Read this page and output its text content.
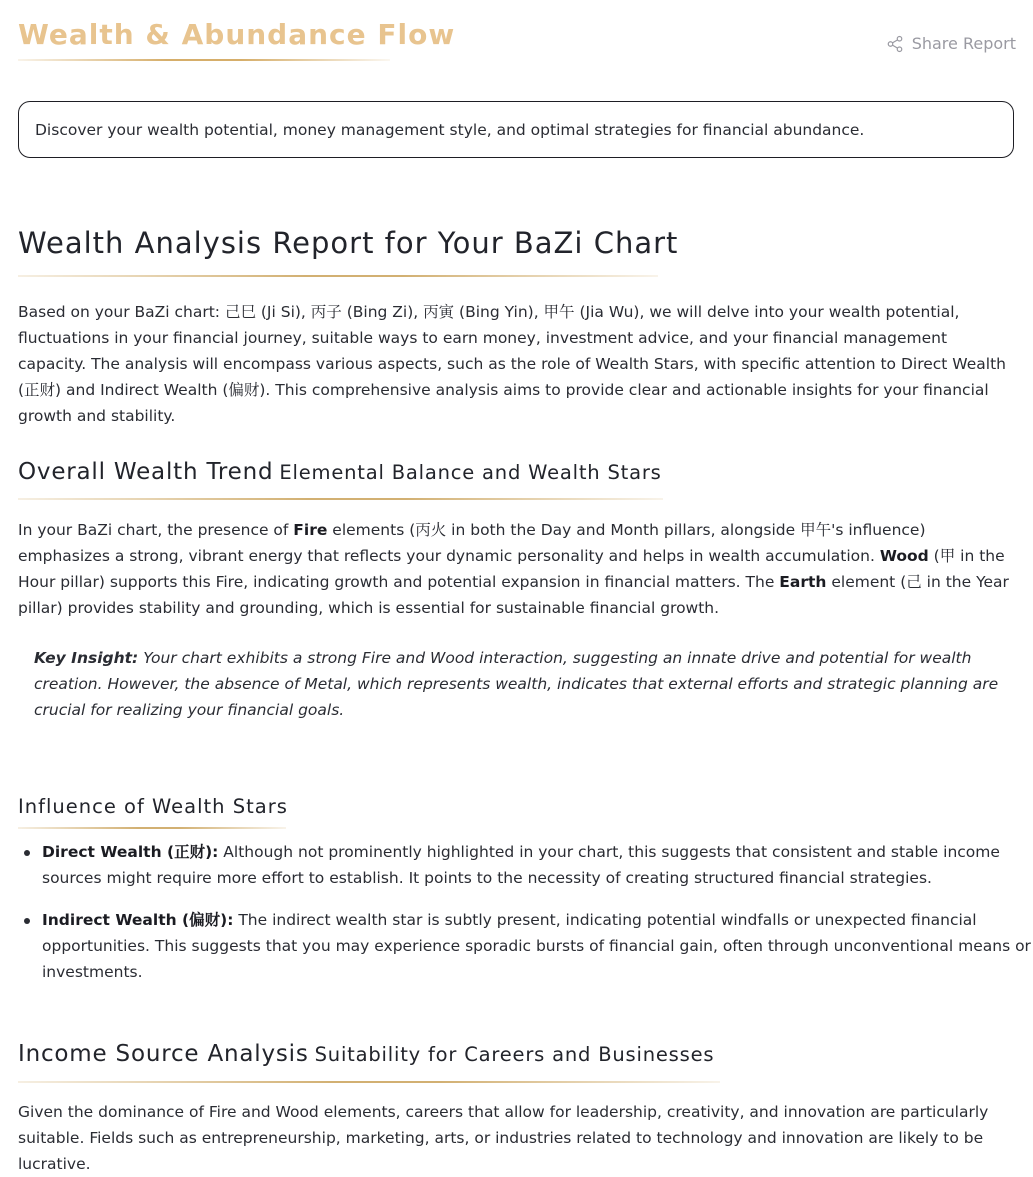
Wealth & Abundance Flow	Share Report
Discover your wealth potential, money management style, and optimal strategies for financial abundance.
Wealth Analysis Report for Your BaZi Chart

Based on your BaZi chart: 己巳 (Ji Si), 丙子 (Bing Zi), 丙寅 (Bing Yin), 甲午 (Jia Wu), we will delve into your wealth potential, fluctuations in your financial journey, suitable ways to earn money, investment advice, and your financial management capacity. The analysis will encompass various aspects, such as the role of Wealth Stars, with specific attention to Direct Wealth (正财) and Indirect Wealth (偏财). This comprehensive analysis aims to provide clear and actionable insights for your financial growth and stability.

Overall Wealth Trend Elemental Balance and Wealth Stars

In your BaZi chart, the presence of Fire elements (丙火 in both the Day and Month pillars, alongside 甲午's influence) emphasizes a strong, vibrant energy that reflects your dynamic personality and helps in wealth accumulation. Wood (甲 in the Hour pillar) supports this Fire, indicating growth and potential expansion in financial matters. The Earth element (己 in the Year pillar) provides stability and grounding, which is essential for sustainable financial growth.

Key Insight: Your chart exhibits a strong Fire and Wood interaction, suggesting an innate drive and potential for wealth creation. However, the absence of Metal, which represents wealth, indicates that external efforts and strategic planning are crucial for realizing your financial goals.

Influence of Wealth Stars
Direct Wealth (正财): Although not prominently highlighted in your chart, this suggests that consistent and stable income sources might require more effort to establish. It points to the necessity of creating structured financial strategies.
Indirect Wealth (偏财): The indirect wealth star is subtly present, indicating potential windfalls or unexpected financial opportunities. This suggests that you may experience sporadic bursts of financial gain, often through unconventional means or investments.
Income Source Analysis Suitability for Careers and Businesses

Given the dominance of Fire and Wood elements, careers that allow for leadership, creativity, and innovation are particularly suitable. Fields such as entrepreneurship, marketing, arts, or industries related to technology and innovation are likely to be lucrative.
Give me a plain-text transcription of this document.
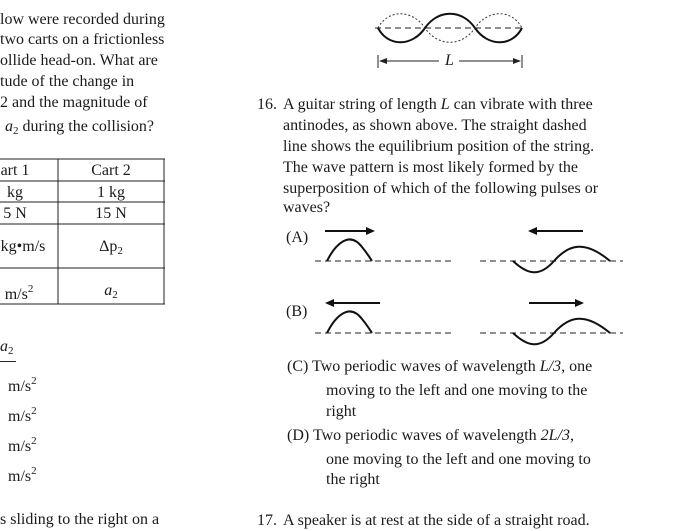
low were recorded during
two carts on a frictionless
ollide head-on. What are
tude of the change in
2 and the magnitude of
$a_2$ during the collision?
art 1	Cart 2
kg	1 kg
5 N	15 N
kg•m/s	$\Delta p_2$
$m/s^2$	$a_2$
$a_2$
$m/s^2$
$m/s^2$
$m/s^2$
$m/s^2$
s sliding to the right on a
L
16. A guitar string of length L can vibrate with three
antinodes, as shown above. The straight dashed
line shows the equilibrium position of the string.
The wave pattern is most likely formed by the
superposition of which of the following pulses or
waves?
(A)
(B)
(C) Two periodic waves of wavelength L/3, one
moving to the left and one moving to the
right
(D) Two periodic waves of wavelength 2L/3,
one moving to the left and one moving to
the right
17. A speaker is at rest at the side of a straight road.
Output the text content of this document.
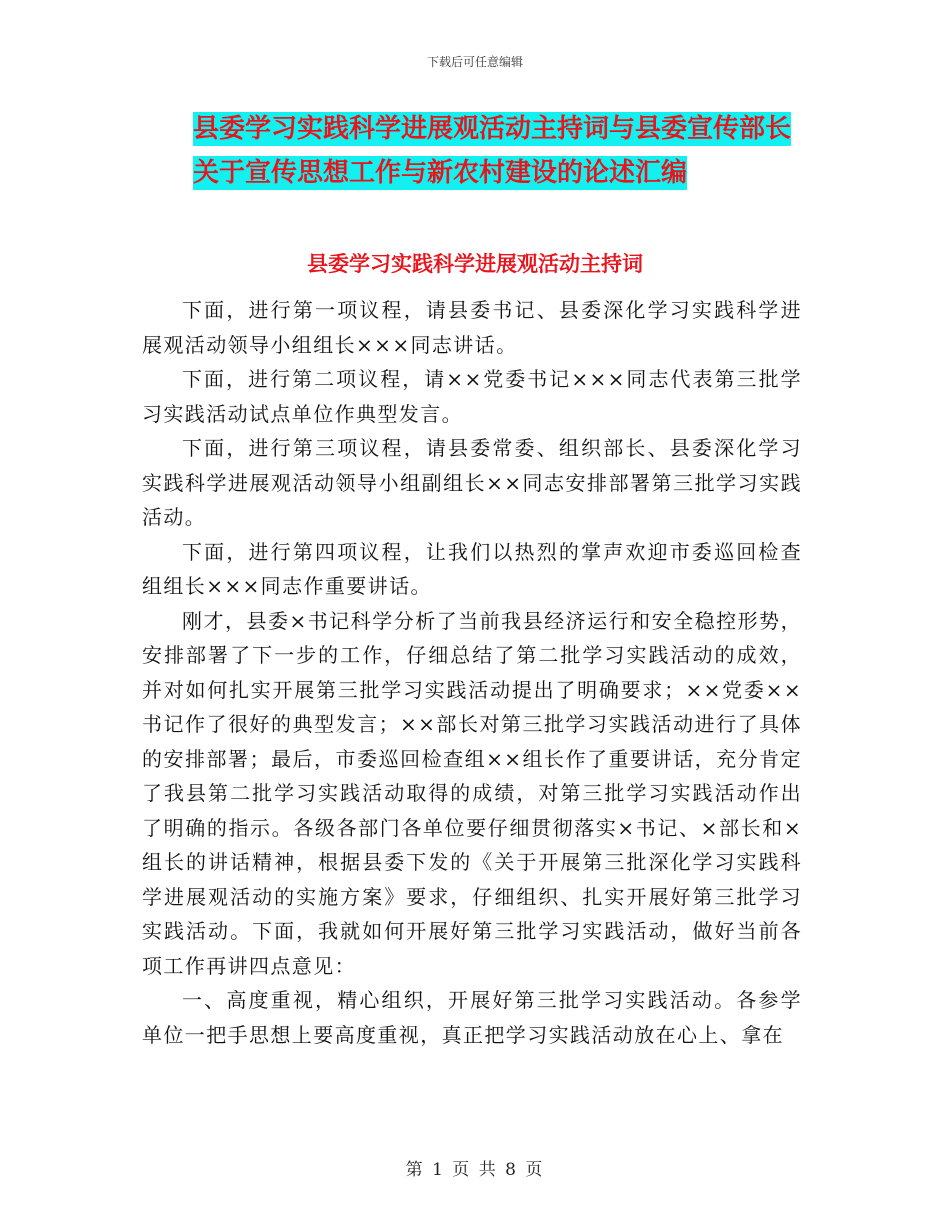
下载后可任意编辑
县委学习实践科学进展观活动主持词与县委宣传部长
关于宣传思想工作与新农村建设的论述汇编
县委学习实践科学进展观活动主持词

下面，进行第一项议程，请县委书记、县委深化学习实践科学进展观活动领导小组组长×××同志讲话。

下面，进行第二项议程，请××党委书记×××同志代表第三批学习实践活动试点单位作典型发言。

下面，进行第三项议程，请县委常委、组织部长、县委深化学习实践科学进展观活动领导小组副组长××同志安排部署第三批学习实践活动。

下面，进行第四项议程，让我们以热烈的掌声欢迎市委巡回检查组组长×××同志作重要讲话。

刚才，县委×书记科学分析了当前我县经济运行和安全稳控形势，安排部署了下一步的工作，仔细总结了第二批学习实践活动的成效，并对如何扎实开展第三批学习实践活动提出了明确要求；××党委××书记作了很好的典型发言；××部长对第三批学习实践活动进行了具体的安排部署；最后，市委巡回检查组××组长作了重要讲话，充分肯定了我县第二批学习实践活动取得的成绩，对第三批学习实践活动作出了明确的指示。各级各部门各单位要仔细贯彻落实×书记、×部长和×组长的讲话精神，根据县委下发的《关于开展第三批深化学习实践科学进展观活动的实施方案》要求，仔细组织、扎实开展好第三批学习实践活动。下面，我就如何开展好第三批学习实践活动，做好当前各项工作再讲四点意见：

一、高度重视，精心组织，开展好第三批学习实践活动。各参学单位一把手思想上要高度重视，真正把学习实践活动放在心上、拿在

第 1 页 共 8 页
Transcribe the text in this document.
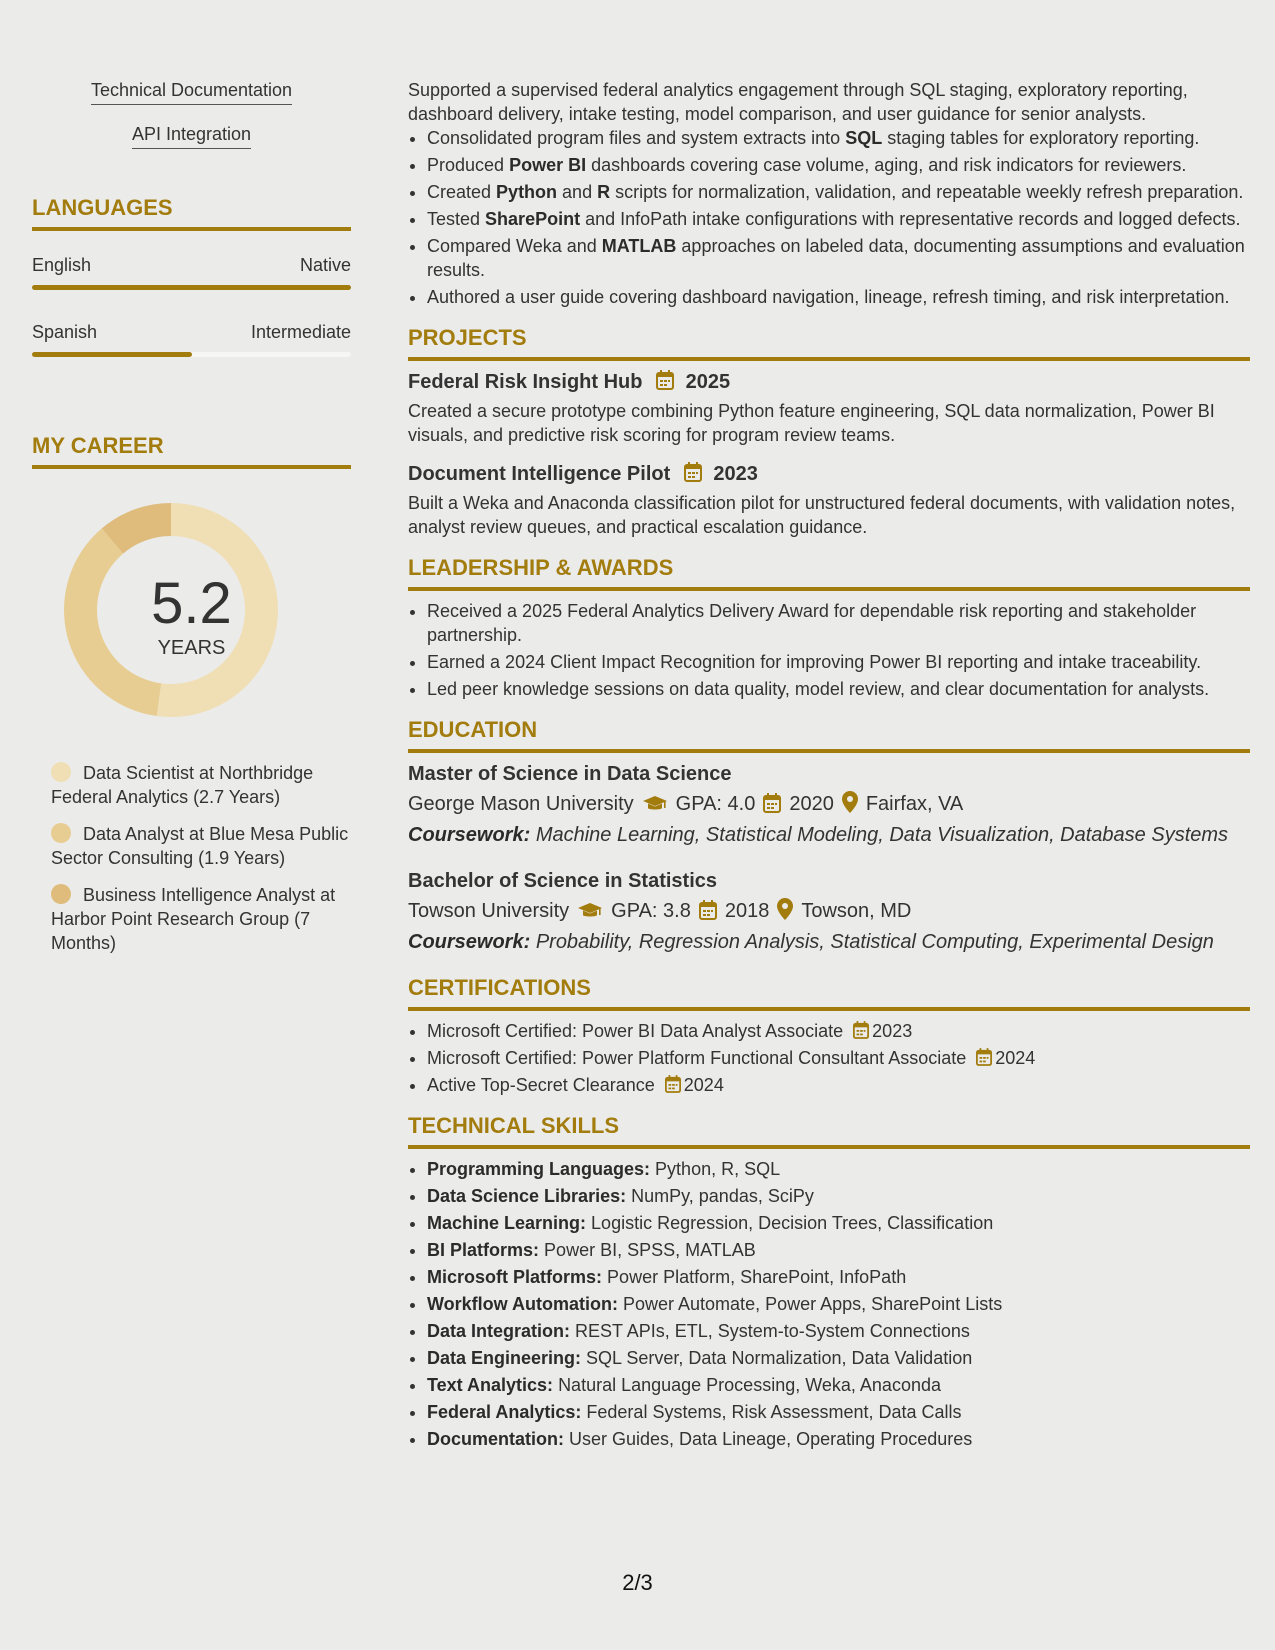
Technical Documentation
API Integration
LANGUAGES
English	Native
Spanish	Intermediate
MY CAREER
5.2
YEARS
Data Scientist at Northbridge Federal Analytics (2.7 Years)
Data Analyst at Blue Mesa Public Sector Consulting (1.9 Years)
Business Intelligence Analyst at Harbor Point Research Group (7 Months)

Supported a supervised federal analytics engagement through SQL staging, exploratory reporting, dashboard delivery, intake testing, model comparison, and user guidance for senior analysts.

• Consolidated program files and system extracts into SQL staging tables for exploratory reporting.
• Produced Power BI dashboards covering case volume, aging, and risk indicators for reviewers.
• Created Python and R scripts for normalization, validation, and repeatable weekly refresh preparation.
• Tested SharePoint and InfoPath intake configurations with representative records and logged defects.
• Compared Weka and MATLAB approaches on labeled data, documenting assumptions and evaluation results.
• Authored a user guide covering dashboard navigation, lineage, refresh timing, and risk interpretation.
PROJECTS
Federal Risk Insight Hub 2025
Created a secure prototype combining Python feature engineering, SQL data normalization, Power BI visuals, and predictive risk scoring for program review teams.
Document Intelligence Pilot 2023
Built a Weka and Anaconda classification pilot for unstructured federal documents, with validation notes, analyst review queues, and practical escalation guidance.
LEADERSHIP & AWARDS
• Received a 2025 Federal Analytics Delivery Award for dependable risk reporting and stakeholder partnership.
• Earned a 2024 Client Impact Recognition for improving Power BI reporting and intake traceability.
• Led peer knowledge sessions on data quality, model review, and clear documentation for analysts.
EDUCATION
Master of Science in Data Science
George Mason University GPA: 4.0 2020 Fairfax, VA
Coursework: Machine Learning, Statistical Modeling, Data Visualization, Database Systems
Bachelor of Science in Statistics
Towson University GPA: 3.8 2018 Towson, MD
Coursework: Probability, Regression Analysis, Statistical Computing, Experimental Design
CERTIFICATIONS
• Microsoft Certified: Power BI Data Analyst Associate 2023
• Microsoft Certified: Power Platform Functional Consultant Associate 2024
• Active Top-Secret Clearance 2024
TECHNICAL SKILLS
• Programming Languages: Python, R, SQL
• Data Science Libraries: NumPy, pandas, SciPy
• Machine Learning: Logistic Regression, Decision Trees, Classification
• BI Platforms: Power BI, SPSS, MATLAB
• Microsoft Platforms: Power Platform, SharePoint, InfoPath
• Workflow Automation: Power Automate, Power Apps, SharePoint Lists
• Data Integration: REST APIs, ETL, System-to-System Connections
• Data Engineering: SQL Server, Data Normalization, Data Validation
• Text Analytics: Natural Language Processing, Weka, Anaconda
• Federal Analytics: Federal Systems, Risk Assessment, Data Calls
• Documentation: User Guides, Data Lineage, Operating Procedures
2/3
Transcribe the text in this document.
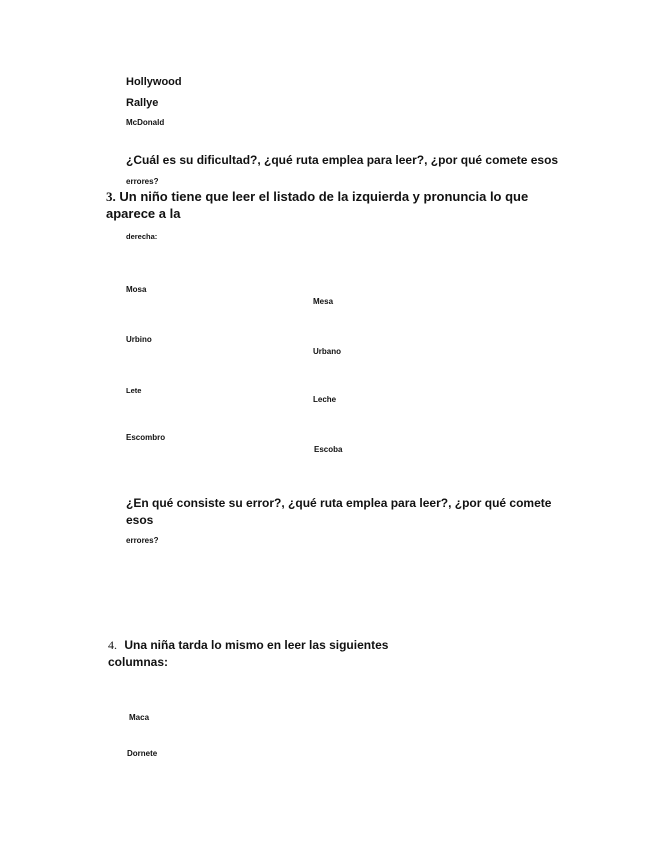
Hollywood
Rallye
McDonald
¿Cuál es su dificultad?, ¿qué ruta emplea para leer?, ¿por qué comete esos
errores?
3. Un niño tiene que leer el listado de la izquierda y pronuncia lo que
aparece a la
derecha:
Mosa
Mesa
Urbino
Urbano
Lete
Leche
Escombro
Escoba
¿En qué consiste su error?, ¿qué ruta emplea para leer?, ¿por qué comete
esos
errores?
4. Una niña tarda lo mismo en leer las siguientes
columnas:
Maca
Dornete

_AIM OF THE EXERCISE_
Repeat all the records above exactly, leaving out any pictures.

_SOLVED PROBLEM_
Read this page and output its text content.
Wealth & Abundance Flow	Share Report
Discover your wealth potential, money management style, and optimal strategies for financial abundance.
Wealth Analysis Report for Your BaZi Chart

Based on your BaZi chart: 己巳 (Ji Si), 丙子 (Bing Zi), 丙寅 (Bing Yin), 甲午 (Jia Wu), we will delve into your wealth potential, fluctuations in your financial journey, suitable ways to earn money, investment advice, and your financial management capacity. The analysis will encompass various aspects, such as the role of Wealth Stars, with specific attention to Direct Wealth (正财) and Indirect Wealth (偏财). This comprehensive analysis aims to provide clear and actionable insights for your financial growth and stability.

Overall Wealth Trend Elemental Balance and Wealth Stars

In your BaZi chart, the presence of Fire elements (丙火 in both the Day and Month pillars, alongside 甲午's influence) emphasizes a strong, vibrant energy that reflects your dynamic personality and helps in wealth accumulation. Wood (甲 in the Hour pillar) supports this Fire, indicating growth and potential expansion in financial matters. The Earth element (己 in the Year pillar) provides stability and grounding, which is essential for sustainable financial growth.

Key Insight: Your chart exhibits a strong Fire and Wood interaction, suggesting an innate drive and potential for wealth creation. However, the absence of Metal, which represents wealth, indicates that external efforts and strategic planning are crucial for realizing your financial goals.

Influence of Wealth Stars
Direct Wealth (正财): Although not prominently highlighted in your chart, this suggests that consistent and stable income sources might require more effort to establish. It points to the necessity of creating structured financial strategies.
Indirect Wealth (偏财): The indirect wealth star is subtly present, indicating potential windfalls or unexpected financial opportunities. This suggests that you may experience sporadic bursts of financial gain, often through unconventional means or investments.
Income Source Analysis Suitability for Careers and Businesses

Given the dominance of Fire and Wood elements, careers that allow for leadership, creativity, and innovation are particularly suitable. Fields such as entrepreneurship, marketing, arts, or industries related to technology and innovation are likely to be lucrative.
Give me a plain-text transcription of this document.
low were recorded during
two carts on a frictionless
ollide head-on. What are
tude of the change in
2 and the magnitude of
$a_2$ during the collision?
art 1	Cart 2
kg	1 kg
5 N	15 N
kg•m/s	$\Delta p_2$
$m/s^2$	$a_2$
$a_2$
$m/s^2$
$m/s^2$
$m/s^2$
$m/s^2$
s sliding to the right on a
L
16. A guitar string of length L can vibrate with three
antinodes, as shown above. The straight dashed
line shows the equilibrium position of the string.
The wave pattern is most likely formed by the
superposition of which of the following pulses or
waves?
(A)
(B)
(C) Two periodic waves of wavelength L/3, one
moving to the left and one moving to the
right
(D) Two periodic waves of wavelength 2L/3,
one moving to the left and one moving to
the right
17. A speaker is at rest at the side of a straight road.
Output the text content of this document.
下载后可任意编辑
县委学习实践科学进展观活动主持词与县委宣传部长
关于宣传思想工作与新农村建设的论述汇编
县委学习实践科学进展观活动主持词

下面，进行第一项议程，请县委书记、县委深化学习实践科学进展观活动领导小组组长×××同志讲话。

下面，进行第二项议程，请××党委书记×××同志代表第三批学习实践活动试点单位作典型发言。

下面，进行第三项议程，请县委常委、组织部长、县委深化学习实践科学进展观活动领导小组副组长××同志安排部署第三批学习实践活动。

下面，进行第四项议程，让我们以热烈的掌声欢迎市委巡回检查组组长×××同志作重要讲话。

刚才，县委×书记科学分析了当前我县经济运行和安全稳控形势，安排部署了下一步的工作，仔细总结了第二批学习实践活动的成效，并对如何扎实开展第三批学习实践活动提出了明确要求；××党委××书记作了很好的典型发言；××部长对第三批学习实践活动进行了具体的安排部署；最后，市委巡回检查组××组长作了重要讲话，充分肯定了我县第二批学习实践活动取得的成绩，对第三批学习实践活动作出了明确的指示。各级各部门各单位要仔细贯彻落实×书记、×部长和×组长的讲话精神，根据县委下发的《关于开展第三批深化学习实践科学进展观活动的实施方案》要求，仔细组织、扎实开展好第三批学习实践活动。下面，我就如何开展好第三批学习实践活动，做好当前各项工作再讲四点意见：

一、高度重视，精心组织，开展好第三批学习实践活动。各参学单位一把手思想上要高度重视，真正把学习实践活动放在心上、拿在

第 1 页 共 8 页
Transcribe the text in this document.
Technical Documentation
API Integration
LANGUAGES
English	Native
Spanish	Intermediate
MY CAREER
5.2
YEARS
Data Scientist at Northbridge Federal Analytics (2.7 Years)
Data Analyst at Blue Mesa Public Sector Consulting (1.9 Years)
Business Intelligence Analyst at Harbor Point Research Group (7 Months)

Supported a supervised federal analytics engagement through SQL staging, exploratory reporting, dashboard delivery, intake testing, model comparison, and user guidance for senior analysts.

• Consolidated program files and system extracts into SQL staging tables for exploratory reporting.
• Produced Power BI dashboards covering case volume, aging, and risk indicators for reviewers.
• Created Python and R scripts for normalization, validation, and repeatable weekly refresh preparation.
• Tested SharePoint and InfoPath intake configurations with representative records and logged defects.
• Compared Weka and MATLAB approaches on labeled data, documenting assumptions and evaluation results.
• Authored a user guide covering dashboard navigation, lineage, refresh timing, and risk interpretation.
PROJECTS
Federal Risk Insight Hub 2025
Created a secure prototype combining Python feature engineering, SQL data normalization, Power BI visuals, and predictive risk scoring for program review teams.
Document Intelligence Pilot 2023
Built a Weka and Anaconda classification pilot for unstructured federal documents, with validation notes, analyst review queues, and practical escalation guidance.
LEADERSHIP & AWARDS
• Received a 2025 Federal Analytics Delivery Award for dependable risk reporting and stakeholder partnership.
• Earned a 2024 Client Impact Recognition for improving Power BI reporting and intake traceability.
• Led peer knowledge sessions on data quality, model review, and clear documentation for analysts.
EDUCATION
Master of Science in Data Science
George Mason University GPA: 4.0 2020 Fairfax, VA
Coursework: Machine Learning, Statistical Modeling, Data Visualization, Database Systems
Bachelor of Science in Statistics
Towson University GPA: 3.8 2018 Towson, MD
Coursework: Probability, Regression Analysis, Statistical Computing, Experimental Design
CERTIFICATIONS
• Microsoft Certified: Power BI Data Analyst Associate 2023
• Microsoft Certified: Power Platform Functional Consultant Associate 2024
• Active Top-Secret Clearance 2024
TECHNICAL SKILLS
• Programming Languages: Python, R, SQL
• Data Science Libraries: NumPy, pandas, SciPy
• Machine Learning: Logistic Regression, Decision Trees, Classification
• BI Platforms: Power BI, SPSS, MATLAB
• Microsoft Platforms: Power Platform, SharePoint, InfoPath
• Workflow Automation: Power Automate, Power Apps, SharePoint Lists
• Data Integration: REST APIs, ETL, System-to-System Connections
• Data Engineering: SQL Server, Data Normalization, Data Validation
• Text Analytics: Natural Language Processing, Weka, Anaconda
• Federal Analytics: Federal Systems, Risk Assessment, Data Calls
• Documentation: User Guides, Data Lineage, Operating Procedures
2/3
Transcribe the text in this document.
Hollywood
Rallye
McDonald
¿Cuál es su dificultad?, ¿qué ruta emplea para leer?, ¿por qué comete esos
errores?
3. Un niño tiene que leer el listado de la izquierda y pronuncia lo que
aparece a la
derecha:
Mosa
Mesa
Urbino
Urbano
Lete
Leche
Escombro
Escoba
¿En qué consiste su error?, ¿qué ruta emplea para leer?, ¿por qué comete
esos
errores?
4. Una niña tarda lo mismo en leer las siguientes
columnas:
Maca
Dornete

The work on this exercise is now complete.